== RECORDS TO PROCESS

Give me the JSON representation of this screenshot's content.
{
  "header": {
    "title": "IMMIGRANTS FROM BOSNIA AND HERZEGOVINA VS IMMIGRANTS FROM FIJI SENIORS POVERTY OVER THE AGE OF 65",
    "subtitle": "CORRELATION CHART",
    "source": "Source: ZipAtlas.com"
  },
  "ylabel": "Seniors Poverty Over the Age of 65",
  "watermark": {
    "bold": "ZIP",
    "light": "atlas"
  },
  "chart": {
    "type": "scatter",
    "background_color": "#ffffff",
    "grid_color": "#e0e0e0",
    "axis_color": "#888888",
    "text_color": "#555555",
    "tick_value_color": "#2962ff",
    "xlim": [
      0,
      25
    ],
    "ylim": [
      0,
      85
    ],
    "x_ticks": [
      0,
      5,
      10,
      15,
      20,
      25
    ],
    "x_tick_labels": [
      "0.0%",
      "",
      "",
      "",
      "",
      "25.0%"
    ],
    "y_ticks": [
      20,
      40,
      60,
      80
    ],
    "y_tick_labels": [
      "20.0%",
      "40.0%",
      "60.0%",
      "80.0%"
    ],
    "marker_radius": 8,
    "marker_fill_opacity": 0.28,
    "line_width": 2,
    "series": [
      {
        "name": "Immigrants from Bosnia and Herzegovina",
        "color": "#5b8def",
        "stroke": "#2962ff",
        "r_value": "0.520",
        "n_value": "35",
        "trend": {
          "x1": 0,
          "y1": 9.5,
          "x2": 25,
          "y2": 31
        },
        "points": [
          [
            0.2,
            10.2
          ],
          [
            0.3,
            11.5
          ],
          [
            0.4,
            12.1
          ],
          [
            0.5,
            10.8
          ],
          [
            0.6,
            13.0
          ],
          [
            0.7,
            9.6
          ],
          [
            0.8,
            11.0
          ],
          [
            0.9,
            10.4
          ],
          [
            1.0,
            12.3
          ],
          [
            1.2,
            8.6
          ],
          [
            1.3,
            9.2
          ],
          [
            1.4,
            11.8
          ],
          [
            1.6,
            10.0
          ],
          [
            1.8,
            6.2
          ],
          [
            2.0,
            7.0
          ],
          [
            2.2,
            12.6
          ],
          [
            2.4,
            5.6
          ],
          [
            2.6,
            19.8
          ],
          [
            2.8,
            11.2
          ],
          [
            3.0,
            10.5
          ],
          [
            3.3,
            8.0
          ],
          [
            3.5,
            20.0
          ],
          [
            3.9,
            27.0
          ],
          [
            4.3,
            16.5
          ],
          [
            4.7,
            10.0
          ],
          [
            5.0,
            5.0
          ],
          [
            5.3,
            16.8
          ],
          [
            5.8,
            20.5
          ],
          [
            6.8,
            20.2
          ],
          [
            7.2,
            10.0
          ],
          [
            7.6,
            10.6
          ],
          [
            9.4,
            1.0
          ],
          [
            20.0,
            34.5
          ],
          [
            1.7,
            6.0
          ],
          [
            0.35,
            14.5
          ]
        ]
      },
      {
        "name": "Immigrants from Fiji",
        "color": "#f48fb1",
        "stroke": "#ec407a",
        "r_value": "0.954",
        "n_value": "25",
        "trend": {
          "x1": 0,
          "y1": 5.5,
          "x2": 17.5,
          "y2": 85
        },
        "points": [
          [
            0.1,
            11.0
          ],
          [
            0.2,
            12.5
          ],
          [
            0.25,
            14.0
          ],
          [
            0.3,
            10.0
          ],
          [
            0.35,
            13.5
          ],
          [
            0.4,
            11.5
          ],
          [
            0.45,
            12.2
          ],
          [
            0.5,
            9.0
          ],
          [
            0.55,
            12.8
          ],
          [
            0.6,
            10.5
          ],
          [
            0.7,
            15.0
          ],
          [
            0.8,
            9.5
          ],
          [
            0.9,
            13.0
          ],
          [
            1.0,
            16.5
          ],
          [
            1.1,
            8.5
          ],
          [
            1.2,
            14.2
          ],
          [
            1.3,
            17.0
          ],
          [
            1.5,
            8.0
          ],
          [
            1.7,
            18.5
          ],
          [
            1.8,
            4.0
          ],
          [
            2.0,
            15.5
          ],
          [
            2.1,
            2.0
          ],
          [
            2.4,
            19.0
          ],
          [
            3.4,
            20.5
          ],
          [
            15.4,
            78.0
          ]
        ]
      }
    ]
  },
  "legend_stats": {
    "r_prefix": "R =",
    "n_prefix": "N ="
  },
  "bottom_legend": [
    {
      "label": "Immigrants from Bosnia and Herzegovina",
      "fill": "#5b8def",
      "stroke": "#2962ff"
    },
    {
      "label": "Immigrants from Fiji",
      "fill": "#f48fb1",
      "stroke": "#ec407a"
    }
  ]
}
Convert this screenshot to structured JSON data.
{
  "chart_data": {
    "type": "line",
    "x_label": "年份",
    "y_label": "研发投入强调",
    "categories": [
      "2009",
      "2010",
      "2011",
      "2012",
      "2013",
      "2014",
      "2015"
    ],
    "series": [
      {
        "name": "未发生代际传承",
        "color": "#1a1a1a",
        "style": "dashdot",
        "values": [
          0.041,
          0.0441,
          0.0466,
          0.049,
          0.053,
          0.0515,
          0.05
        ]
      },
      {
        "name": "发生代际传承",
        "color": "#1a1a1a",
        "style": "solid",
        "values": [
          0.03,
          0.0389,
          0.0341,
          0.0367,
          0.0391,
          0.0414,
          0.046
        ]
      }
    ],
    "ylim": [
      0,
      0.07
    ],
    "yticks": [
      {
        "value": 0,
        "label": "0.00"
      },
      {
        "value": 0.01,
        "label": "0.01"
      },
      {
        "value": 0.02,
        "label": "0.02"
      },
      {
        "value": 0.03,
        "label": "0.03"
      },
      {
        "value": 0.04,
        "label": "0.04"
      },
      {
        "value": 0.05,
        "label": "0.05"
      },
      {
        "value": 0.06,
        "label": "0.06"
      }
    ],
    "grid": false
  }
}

====

> _DIRECTIONS FOR THIS TASK_:
Print out the whole listing exactly as it appears.

> _TASK RESULT_:
Give me the JSON representation of this screenshot's content.
{
  "header": {
    "title": "IMMIGRANTS FROM BOSNIA AND HERZEGOVINA VS IMMIGRANTS FROM FIJI SENIORS POVERTY OVER THE AGE OF 65",
    "subtitle": "CORRELATION CHART",
    "source": "Source: ZipAtlas.com"
  },
  "ylabel": "Seniors Poverty Over the Age of 65",
  "watermark": {
    "bold": "ZIP",
    "light": "atlas"
  },
  "chart": {
    "type": "scatter",
    "background_color": "#ffffff",
    "grid_color": "#e0e0e0",
    "axis_color": "#888888",
    "text_color": "#555555",
    "tick_value_color": "#2962ff",
    "xlim": [
      0,
      25
    ],
    "ylim": [
      0,
      85
    ],
    "x_ticks": [
      0,
      5,
      10,
      15,
      20,
      25
    ],
    "x_tick_labels": [
      "0.0%",
      "",
      "",
      "",
      "",
      "25.0%"
    ],
    "y_ticks": [
      20,
      40,
      60,
      80
    ],
    "y_tick_labels": [
      "20.0%",
      "40.0%",
      "60.0%",
      "80.0%"
    ],
    "marker_radius": 8,
    "marker_fill_opacity": 0.28,
    "line_width": 2,
    "series": [
      {
        "name": "Immigrants from Bosnia and Herzegovina",
        "color": "#5b8def",
        "stroke": "#2962ff",
        "r_value": "0.520",
        "n_value": "35",
        "trend": {
          "x1": 0,
          "y1": 9.5,
          "x2": 25,
          "y2": 31
        },
        "points": [
          [
            0.2,
            10.2
          ],
          [
            0.3,
            11.5
          ],
          [
            0.4,
            12.1
          ],
          [
            0.5,
            10.8
          ],
          [
            0.6,
            13.0
          ],
          [
            0.7,
            9.6
          ],
          [
            0.8,
            11.0
          ],
          [
            0.9,
            10.4
          ],
          [
            1.0,
            12.3
          ],
          [
            1.2,
            8.6
          ],
          [
            1.3,
            9.2
          ],
          [
            1.4,
            11.8
          ],
          [
            1.6,
            10.0
          ],
          [
            1.8,
            6.2
          ],
          [
            2.0,
            7.0
          ],
          [
            2.2,
            12.6
          ],
          [
            2.4,
            5.6
          ],
          [
            2.6,
            19.8
          ],
          [
            2.8,
            11.2
          ],
          [
            3.0,
            10.5
          ],
          [
            3.3,
            8.0
          ],
          [
            3.5,
            20.0
          ],
          [
            3.9,
            27.0
          ],
          [
            4.3,
            16.5
          ],
          [
            4.7,
            10.0
          ],
          [
            5.0,
            5.0
          ],
          [
            5.3,
            16.8
          ],
          [
            5.8,
            20.5
          ],
          [
            6.8,
            20.2
          ],
          [
            7.2,
            10.0
          ],
          [
            7.6,
            10.6
          ],
          [
            9.4,
            1.0
          ],
          [
            20.0,
            34.5
          ],
          [
            1.7,
            6.0
          ],
          [
            0.35,
            14.5
          ]
        ]
      },
      {
        "name": "Immigrants from Fiji",
        "color": "#f48fb1",
        "stroke": "#ec407a",
        "r_value": "0.954",
        "n_value": "25",
        "trend": {
          "x1": 0,
          "y1": 5.5,
          "x2": 17.5,
          "y2": 85
        },
        "points": [
          [
            0.1,
            11.0
          ],
          [
            0.2,
            12.5
          ],
          [
            0.25,
            14.0
          ],
          [
            0.3,
            10.0
          ],
          [
            0.35,
            13.5
          ],
          [
            0.4,
            11.5
          ],
          [
            0.45,
            12.2
          ],
          [
            0.5,
            9.0
          ],
          [
            0.55,
            12.8
          ],
          [
            0.6,
            10.5
          ],
          [
            0.7,
            15.0
          ],
          [
            0.8,
            9.5
          ],
          [
            0.9,
            13.0
          ],
          [
            1.0,
            16.5
          ],
          [
            1.1,
            8.5
          ],
          [
            1.2,
            14.2
          ],
          [
            1.3,
            17.0
          ],
          [
            1.5,
            8.0
          ],
          [
            1.7,
            18.5
          ],
          [
            1.8,
            4.0
          ],
          [
            2.0,
            15.5
          ],
          [
            2.1,
            2.0
          ],
          [
            2.4,
            19.0
          ],
          [
            3.4,
            20.5
          ],
          [
            15.4,
            78.0
          ]
        ]
      }
    ]
  },
  "legend_stats": {
    "r_prefix": "R =",
    "n_prefix": "N ="
  },
  "bottom_legend": [
    {
      "label": "Immigrants from Bosnia and Herzegovina",
      "fill": "#5b8def",
      "stroke": "#2962ff"
    },
    {
      "label": "Immigrants from Fiji",
      "fill": "#f48fb1",
      "stroke": "#ec407a"
    }
  ]
}
Convert this screenshot to structured JSON data.
{
  "chart_data": {
    "type": "line",
    "x_label": "年份",
    "y_label": "研发投入强调",
    "categories": [
      "2009",
      "2010",
      "2011",
      "2012",
      "2013",
      "2014",
      "2015"
    ],
    "series": [
      {
        "name": "未发生代际传承",
        "color": "#1a1a1a",
        "style": "dashdot",
        "values": [
          0.041,
          0.0441,
          0.0466,
          0.049,
          0.053,
          0.0515,
          0.05
        ]
      },
      {
        "name": "发生代际传承",
        "color": "#1a1a1a",
        "style": "solid",
        "values": [
          0.03,
          0.0389,
          0.0341,
          0.0367,
          0.0391,
          0.0414,
          0.046
        ]
      }
    ],
    "ylim": [
      0,
      0.07
    ],
    "yticks": [
      {
        "value": 0,
        "label": "0.00"
      },
      {
        "value": 0.01,
        "label": "0.01"
      },
      {
        "value": 0.02,
        "label": "0.02"
      },
      {
        "value": 0.03,
        "label": "0.03"
      },
      {
        "value": 0.04,
        "label": "0.04"
      },
      {
        "value": 0.05,
        "label": "0.05"
      },
      {
        "value": 0.06,
        "label": "0.06"
      }
    ],
    "grid": false
  }
}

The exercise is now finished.